→ INFORMATION SHOWN:
------

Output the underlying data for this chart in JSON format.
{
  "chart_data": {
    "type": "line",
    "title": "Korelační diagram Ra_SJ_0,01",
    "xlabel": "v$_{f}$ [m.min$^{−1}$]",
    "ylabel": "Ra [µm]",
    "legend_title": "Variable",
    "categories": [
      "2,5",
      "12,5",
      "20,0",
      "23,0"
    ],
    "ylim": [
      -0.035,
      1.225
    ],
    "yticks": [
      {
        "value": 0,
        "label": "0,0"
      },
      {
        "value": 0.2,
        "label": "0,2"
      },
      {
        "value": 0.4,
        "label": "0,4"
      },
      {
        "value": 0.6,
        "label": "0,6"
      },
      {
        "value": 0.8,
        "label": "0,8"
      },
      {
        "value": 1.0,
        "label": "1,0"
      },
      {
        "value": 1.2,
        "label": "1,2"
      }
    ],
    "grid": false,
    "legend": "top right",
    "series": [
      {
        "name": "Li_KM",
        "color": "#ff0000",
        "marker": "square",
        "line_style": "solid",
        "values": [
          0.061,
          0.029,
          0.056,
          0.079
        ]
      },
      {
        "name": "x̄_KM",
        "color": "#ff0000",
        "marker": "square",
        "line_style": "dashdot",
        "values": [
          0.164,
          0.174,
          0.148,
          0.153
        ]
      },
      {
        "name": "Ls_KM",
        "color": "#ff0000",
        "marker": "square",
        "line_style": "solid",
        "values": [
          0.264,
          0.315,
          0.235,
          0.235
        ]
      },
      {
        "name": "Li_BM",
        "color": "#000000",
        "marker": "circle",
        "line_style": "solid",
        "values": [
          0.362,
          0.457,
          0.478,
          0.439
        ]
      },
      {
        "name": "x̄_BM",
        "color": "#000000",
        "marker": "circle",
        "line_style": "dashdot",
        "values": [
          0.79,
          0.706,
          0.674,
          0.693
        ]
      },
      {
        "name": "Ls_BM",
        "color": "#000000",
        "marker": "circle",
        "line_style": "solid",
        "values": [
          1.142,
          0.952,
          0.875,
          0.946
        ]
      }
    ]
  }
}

------

→ TASK REQUIREMENTS:
Hand back the material above in full, exactly as written.

→ RESPONSE FOR THIS EXERCISE:
Output the underlying data for this chart in JSON format.
{
  "chart_data": {
    "type": "line",
    "title": "Korelační diagram Ra_SJ_0,01",
    "xlabel": "v$_{f}$ [m.min$^{−1}$]",
    "ylabel": "Ra [µm]",
    "legend_title": "Variable",
    "categories": [
      "2,5",
      "12,5",
      "20,0",
      "23,0"
    ],
    "ylim": [
      -0.035,
      1.225
    ],
    "yticks": [
      {
        "value": 0,
        "label": "0,0"
      },
      {
        "value": 0.2,
        "label": "0,2"
      },
      {
        "value": 0.4,
        "label": "0,4"
      },
      {
        "value": 0.6,
        "label": "0,6"
      },
      {
        "value": 0.8,
        "label": "0,8"
      },
      {
        "value": 1.0,
        "label": "1,0"
      },
      {
        "value": 1.2,
        "label": "1,2"
      }
    ],
    "grid": false,
    "legend": "top right",
    "series": [
      {
        "name": "Li_KM",
        "color": "#ff0000",
        "marker": "square",
        "line_style": "solid",
        "values": [
          0.061,
          0.029,
          0.056,
          0.079
        ]
      },
      {
        "name": "x̄_KM",
        "color": "#ff0000",
        "marker": "square",
        "line_style": "dashdot",
        "values": [
          0.164,
          0.174,
          0.148,
          0.153
        ]
      },
      {
        "name": "Ls_KM",
        "color": "#ff0000",
        "marker": "square",
        "line_style": "solid",
        "values": [
          0.264,
          0.315,
          0.235,
          0.235
        ]
      },
      {
        "name": "Li_BM",
        "color": "#000000",
        "marker": "circle",
        "line_style": "solid",
        "values": [
          0.362,
          0.457,
          0.478,
          0.439
        ]
      },
      {
        "name": "x̄_BM",
        "color": "#000000",
        "marker": "circle",
        "line_style": "dashdot",
        "values": [
          0.79,
          0.706,
          0.674,
          0.693
        ]
      },
      {
        "name": "Ls_BM",
        "color": "#000000",
        "marker": "circle",
        "line_style": "solid",
        "values": [
          1.142,
          0.952,
          0.875,
          0.946
        ]
      }
    ]
  }
}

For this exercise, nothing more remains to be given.